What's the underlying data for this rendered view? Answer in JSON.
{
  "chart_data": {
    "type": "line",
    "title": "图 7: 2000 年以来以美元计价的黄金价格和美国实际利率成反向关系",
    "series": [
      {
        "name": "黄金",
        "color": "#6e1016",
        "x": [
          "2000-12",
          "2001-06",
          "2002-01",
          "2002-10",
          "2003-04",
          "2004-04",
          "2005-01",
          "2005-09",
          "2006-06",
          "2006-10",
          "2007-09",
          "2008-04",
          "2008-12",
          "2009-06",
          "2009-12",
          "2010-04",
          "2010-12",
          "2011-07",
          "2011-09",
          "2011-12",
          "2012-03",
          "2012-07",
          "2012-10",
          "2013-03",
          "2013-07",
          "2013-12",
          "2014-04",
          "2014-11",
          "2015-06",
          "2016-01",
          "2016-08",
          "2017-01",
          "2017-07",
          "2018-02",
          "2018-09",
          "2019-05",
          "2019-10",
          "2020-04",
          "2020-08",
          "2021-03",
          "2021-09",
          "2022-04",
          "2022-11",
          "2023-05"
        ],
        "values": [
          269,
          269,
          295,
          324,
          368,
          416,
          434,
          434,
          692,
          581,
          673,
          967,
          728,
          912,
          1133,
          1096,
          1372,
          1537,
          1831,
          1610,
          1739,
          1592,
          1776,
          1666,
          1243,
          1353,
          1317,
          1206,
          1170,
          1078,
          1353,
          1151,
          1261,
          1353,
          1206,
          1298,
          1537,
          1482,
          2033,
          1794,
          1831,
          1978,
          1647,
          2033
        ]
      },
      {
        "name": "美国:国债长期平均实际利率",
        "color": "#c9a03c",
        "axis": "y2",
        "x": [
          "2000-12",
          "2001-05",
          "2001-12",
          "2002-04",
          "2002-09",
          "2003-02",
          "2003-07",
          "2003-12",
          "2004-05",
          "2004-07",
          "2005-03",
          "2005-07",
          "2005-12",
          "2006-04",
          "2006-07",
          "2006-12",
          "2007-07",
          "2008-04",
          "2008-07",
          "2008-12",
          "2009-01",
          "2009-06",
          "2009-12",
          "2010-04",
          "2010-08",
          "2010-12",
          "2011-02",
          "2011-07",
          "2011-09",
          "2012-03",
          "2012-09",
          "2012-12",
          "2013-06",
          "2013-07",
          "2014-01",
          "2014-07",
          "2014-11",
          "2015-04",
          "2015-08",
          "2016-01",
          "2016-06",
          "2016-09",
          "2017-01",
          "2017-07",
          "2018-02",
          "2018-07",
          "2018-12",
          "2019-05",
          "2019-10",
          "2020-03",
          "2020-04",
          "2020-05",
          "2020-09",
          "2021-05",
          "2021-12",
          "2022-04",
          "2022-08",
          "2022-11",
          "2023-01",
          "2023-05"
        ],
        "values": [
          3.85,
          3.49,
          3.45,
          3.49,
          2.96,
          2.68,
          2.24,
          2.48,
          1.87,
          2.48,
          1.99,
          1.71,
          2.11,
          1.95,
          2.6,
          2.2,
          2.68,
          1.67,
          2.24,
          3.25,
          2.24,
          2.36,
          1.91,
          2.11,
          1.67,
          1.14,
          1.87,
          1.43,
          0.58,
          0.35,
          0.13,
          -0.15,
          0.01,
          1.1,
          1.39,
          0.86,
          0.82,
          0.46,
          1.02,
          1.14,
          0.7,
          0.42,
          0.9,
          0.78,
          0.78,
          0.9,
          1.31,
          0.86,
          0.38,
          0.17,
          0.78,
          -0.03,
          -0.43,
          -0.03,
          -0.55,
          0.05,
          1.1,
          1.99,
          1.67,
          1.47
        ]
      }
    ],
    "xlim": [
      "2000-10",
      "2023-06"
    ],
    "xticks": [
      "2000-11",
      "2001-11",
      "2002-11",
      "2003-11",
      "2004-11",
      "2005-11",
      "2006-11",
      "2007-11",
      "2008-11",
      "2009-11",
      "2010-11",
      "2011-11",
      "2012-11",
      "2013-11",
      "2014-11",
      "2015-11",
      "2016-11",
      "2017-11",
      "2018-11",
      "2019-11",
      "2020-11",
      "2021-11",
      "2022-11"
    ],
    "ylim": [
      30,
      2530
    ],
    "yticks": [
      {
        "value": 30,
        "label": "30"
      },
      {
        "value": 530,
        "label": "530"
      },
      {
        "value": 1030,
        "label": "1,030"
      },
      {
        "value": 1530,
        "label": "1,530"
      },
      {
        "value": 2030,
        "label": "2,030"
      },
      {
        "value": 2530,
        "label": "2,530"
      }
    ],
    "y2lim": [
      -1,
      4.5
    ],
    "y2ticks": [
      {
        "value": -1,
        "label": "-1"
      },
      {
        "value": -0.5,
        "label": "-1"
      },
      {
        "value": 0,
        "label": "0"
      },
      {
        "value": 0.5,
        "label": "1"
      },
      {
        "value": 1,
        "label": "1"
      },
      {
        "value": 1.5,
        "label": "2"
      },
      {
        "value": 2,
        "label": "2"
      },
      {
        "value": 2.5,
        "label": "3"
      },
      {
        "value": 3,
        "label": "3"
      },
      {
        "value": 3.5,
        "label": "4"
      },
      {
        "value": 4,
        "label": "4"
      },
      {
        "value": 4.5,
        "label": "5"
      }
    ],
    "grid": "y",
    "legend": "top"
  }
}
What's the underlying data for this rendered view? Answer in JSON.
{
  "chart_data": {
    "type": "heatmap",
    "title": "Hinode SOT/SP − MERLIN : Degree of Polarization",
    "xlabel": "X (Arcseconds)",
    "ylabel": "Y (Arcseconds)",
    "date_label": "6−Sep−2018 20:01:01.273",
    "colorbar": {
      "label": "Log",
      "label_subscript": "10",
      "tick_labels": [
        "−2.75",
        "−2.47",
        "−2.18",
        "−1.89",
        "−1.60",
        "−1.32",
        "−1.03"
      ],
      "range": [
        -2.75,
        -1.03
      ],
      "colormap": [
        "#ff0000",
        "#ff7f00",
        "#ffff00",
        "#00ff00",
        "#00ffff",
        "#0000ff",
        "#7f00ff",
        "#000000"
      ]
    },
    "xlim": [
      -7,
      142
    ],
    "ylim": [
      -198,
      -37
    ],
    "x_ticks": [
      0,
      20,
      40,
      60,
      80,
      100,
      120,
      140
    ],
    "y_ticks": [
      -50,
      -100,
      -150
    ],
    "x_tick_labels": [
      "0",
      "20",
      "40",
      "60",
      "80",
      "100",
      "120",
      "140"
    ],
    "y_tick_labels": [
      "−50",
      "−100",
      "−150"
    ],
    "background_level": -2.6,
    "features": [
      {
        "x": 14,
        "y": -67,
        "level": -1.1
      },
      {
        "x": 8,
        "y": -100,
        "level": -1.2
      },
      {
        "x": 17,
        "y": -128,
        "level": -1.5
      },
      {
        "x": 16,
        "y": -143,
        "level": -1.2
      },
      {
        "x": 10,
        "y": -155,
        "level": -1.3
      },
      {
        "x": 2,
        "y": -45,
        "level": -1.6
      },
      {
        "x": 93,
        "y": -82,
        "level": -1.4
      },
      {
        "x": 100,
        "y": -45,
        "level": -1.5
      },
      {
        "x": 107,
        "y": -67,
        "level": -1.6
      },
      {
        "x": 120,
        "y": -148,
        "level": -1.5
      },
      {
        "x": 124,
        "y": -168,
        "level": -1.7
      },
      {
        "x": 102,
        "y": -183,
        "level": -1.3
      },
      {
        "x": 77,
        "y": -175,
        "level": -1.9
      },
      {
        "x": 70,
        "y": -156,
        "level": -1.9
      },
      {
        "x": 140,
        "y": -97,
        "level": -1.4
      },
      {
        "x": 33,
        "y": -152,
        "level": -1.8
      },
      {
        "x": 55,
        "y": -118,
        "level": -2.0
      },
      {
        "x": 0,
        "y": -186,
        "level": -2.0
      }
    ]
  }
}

### DIRECTIVE:
Set down every line of the listing above again, exactly as given.

### ANSWER TO THE TASK:
What's the underlying data for this rendered view? Answer in JSON.
{
  "chart_data": {
    "type": "line",
    "title": "图 7: 2000 年以来以美元计价的黄金价格和美国实际利率成反向关系",
    "series": [
      {
        "name": "黄金",
        "color": "#6e1016",
        "x": [
          "2000-12",
          "2001-06",
          "2002-01",
          "2002-10",
          "2003-04",
          "2004-04",
          "2005-01",
          "2005-09",
          "2006-06",
          "2006-10",
          "2007-09",
          "2008-04",
          "2008-12",
          "2009-06",
          "2009-12",
          "2010-04",
          "2010-12",
          "2011-07",
          "2011-09",
          "2011-12",
          "2012-03",
          "2012-07",
          "2012-10",
          "2013-03",
          "2013-07",
          "2013-12",
          "2014-04",
          "2014-11",
          "2015-06",
          "2016-01",
          "2016-08",
          "2017-01",
          "2017-07",
          "2018-02",
          "2018-09",
          "2019-05",
          "2019-10",
          "2020-04",
          "2020-08",
          "2021-03",
          "2021-09",
          "2022-04",
          "2022-11",
          "2023-05"
        ],
        "values": [
          269,
          269,
          295,
          324,
          368,
          416,
          434,
          434,
          692,
          581,
          673,
          967,
          728,
          912,
          1133,
          1096,
          1372,
          1537,
          1831,
          1610,
          1739,
          1592,
          1776,
          1666,
          1243,
          1353,
          1317,
          1206,
          1170,
          1078,
          1353,
          1151,
          1261,
          1353,
          1206,
          1298,
          1537,
          1482,
          2033,
          1794,
          1831,
          1978,
          1647,
          2033
        ]
      },
      {
        "name": "美国:国债长期平均实际利率",
        "color": "#c9a03c",
        "axis": "y2",
        "x": [
          "2000-12",
          "2001-05",
          "2001-12",
          "2002-04",
          "2002-09",
          "2003-02",
          "2003-07",
          "2003-12",
          "2004-05",
          "2004-07",
          "2005-03",
          "2005-07",
          "2005-12",
          "2006-04",
          "2006-07",
          "2006-12",
          "2007-07",
          "2008-04",
          "2008-07",
          "2008-12",
          "2009-01",
          "2009-06",
          "2009-12",
          "2010-04",
          "2010-08",
          "2010-12",
          "2011-02",
          "2011-07",
          "2011-09",
          "2012-03",
          "2012-09",
          "2012-12",
          "2013-06",
          "2013-07",
          "2014-01",
          "2014-07",
          "2014-11",
          "2015-04",
          "2015-08",
          "2016-01",
          "2016-06",
          "2016-09",
          "2017-01",
          "2017-07",
          "2018-02",
          "2018-07",
          "2018-12",
          "2019-05",
          "2019-10",
          "2020-03",
          "2020-04",
          "2020-05",
          "2020-09",
          "2021-05",
          "2021-12",
          "2022-04",
          "2022-08",
          "2022-11",
          "2023-01",
          "2023-05"
        ],
        "values": [
          3.85,
          3.49,
          3.45,
          3.49,
          2.96,
          2.68,
          2.24,
          2.48,
          1.87,
          2.48,
          1.99,
          1.71,
          2.11,
          1.95,
          2.6,
          2.2,
          2.68,
          1.67,
          2.24,
          3.25,
          2.24,
          2.36,
          1.91,
          2.11,
          1.67,
          1.14,
          1.87,
          1.43,
          0.58,
          0.35,
          0.13,
          -0.15,
          0.01,
          1.1,
          1.39,
          0.86,
          0.82,
          0.46,
          1.02,
          1.14,
          0.7,
          0.42,
          0.9,
          0.78,
          0.78,
          0.9,
          1.31,
          0.86,
          0.38,
          0.17,
          0.78,
          -0.03,
          -0.43,
          -0.03,
          -0.55,
          0.05,
          1.1,
          1.99,
          1.67,
          1.47
        ]
      }
    ],
    "xlim": [
      "2000-10",
      "2023-06"
    ],
    "xticks": [
      "2000-11",
      "2001-11",
      "2002-11",
      "2003-11",
      "2004-11",
      "2005-11",
      "2006-11",
      "2007-11",
      "2008-11",
      "2009-11",
      "2010-11",
      "2011-11",
      "2012-11",
      "2013-11",
      "2014-11",
      "2015-11",
      "2016-11",
      "2017-11",
      "2018-11",
      "2019-11",
      "2020-11",
      "2021-11",
      "2022-11"
    ],
    "ylim": [
      30,
      2530
    ],
    "yticks": [
      {
        "value": 30,
        "label": "30"
      },
      {
        "value": 530,
        "label": "530"
      },
      {
        "value": 1030,
        "label": "1,030"
      },
      {
        "value": 1530,
        "label": "1,530"
      },
      {
        "value": 2030,
        "label": "2,030"
      },
      {
        "value": 2530,
        "label": "2,530"
      }
    ],
    "y2lim": [
      -1,
      4.5
    ],
    "y2ticks": [
      {
        "value": -1,
        "label": "-1"
      },
      {
        "value": -0.5,
        "label": "-1"
      },
      {
        "value": 0,
        "label": "0"
      },
      {
        "value": 0.5,
        "label": "1"
      },
      {
        "value": 1,
        "label": "1"
      },
      {
        "value": 1.5,
        "label": "2"
      },
      {
        "value": 2,
        "label": "2"
      },
      {
        "value": 2.5,
        "label": "3"
      },
      {
        "value": 3,
        "label": "3"
      },
      {
        "value": 3.5,
        "label": "4"
      },
      {
        "value": 4,
        "label": "4"
      },
      {
        "value": 4.5,
        "label": "5"
      }
    ],
    "grid": "y",
    "legend": "top"
  }
}
What's the underlying data for this rendered view? Answer in JSON.
{
  "chart_data": {
    "type": "heatmap",
    "title": "Hinode SOT/SP − MERLIN : Degree of Polarization",
    "xlabel": "X (Arcseconds)",
    "ylabel": "Y (Arcseconds)",
    "date_label": "6−Sep−2018 20:01:01.273",
    "colorbar": {
      "label": "Log",
      "label_subscript": "10",
      "tick_labels": [
        "−2.75",
        "−2.47",
        "−2.18",
        "−1.89",
        "−1.60",
        "−1.32",
        "−1.03"
      ],
      "range": [
        -2.75,
        -1.03
      ],
      "colormap": [
        "#ff0000",
        "#ff7f00",
        "#ffff00",
        "#00ff00",
        "#00ffff",
        "#0000ff",
        "#7f00ff",
        "#000000"
      ]
    },
    "xlim": [
      -7,
      142
    ],
    "ylim": [
      -198,
      -37
    ],
    "x_ticks": [
      0,
      20,
      40,
      60,
      80,
      100,
      120,
      140
    ],
    "y_ticks": [
      -50,
      -100,
      -150
    ],
    "x_tick_labels": [
      "0",
      "20",
      "40",
      "60",
      "80",
      "100",
      "120",
      "140"
    ],
    "y_tick_labels": [
      "−50",
      "−100",
      "−150"
    ],
    "background_level": -2.6,
    "features": [
      {
        "x": 14,
        "y": -67,
        "level": -1.1
      },
      {
        "x": 8,
        "y": -100,
        "level": -1.2
      },
      {
        "x": 17,
        "y": -128,
        "level": -1.5
      },
      {
        "x": 16,
        "y": -143,
        "level": -1.2
      },
      {
        "x": 10,
        "y": -155,
        "level": -1.3
      },
      {
        "x": 2,
        "y": -45,
        "level": -1.6
      },
      {
        "x": 93,
        "y": -82,
        "level": -1.4
      },
      {
        "x": 100,
        "y": -45,
        "level": -1.5
      },
      {
        "x": 107,
        "y": -67,
        "level": -1.6
      },
      {
        "x": 120,
        "y": -148,
        "level": -1.5
      },
      {
        "x": 124,
        "y": -168,
        "level": -1.7
      },
      {
        "x": 102,
        "y": -183,
        "level": -1.3
      },
      {
        "x": 77,
        "y": -175,
        "level": -1.9
      },
      {
        "x": 70,
        "y": -156,
        "level": -1.9
      },
      {
        "x": 140,
        "y": -97,
        "level": -1.4
      },
      {
        "x": 33,
        "y": -152,
        "level": -1.8
      },
      {
        "x": 55,
        "y": -118,
        "level": -2.0
      },
      {
        "x": 0,
        "y": -186,
        "level": -2.0
      }
    ]
  }
}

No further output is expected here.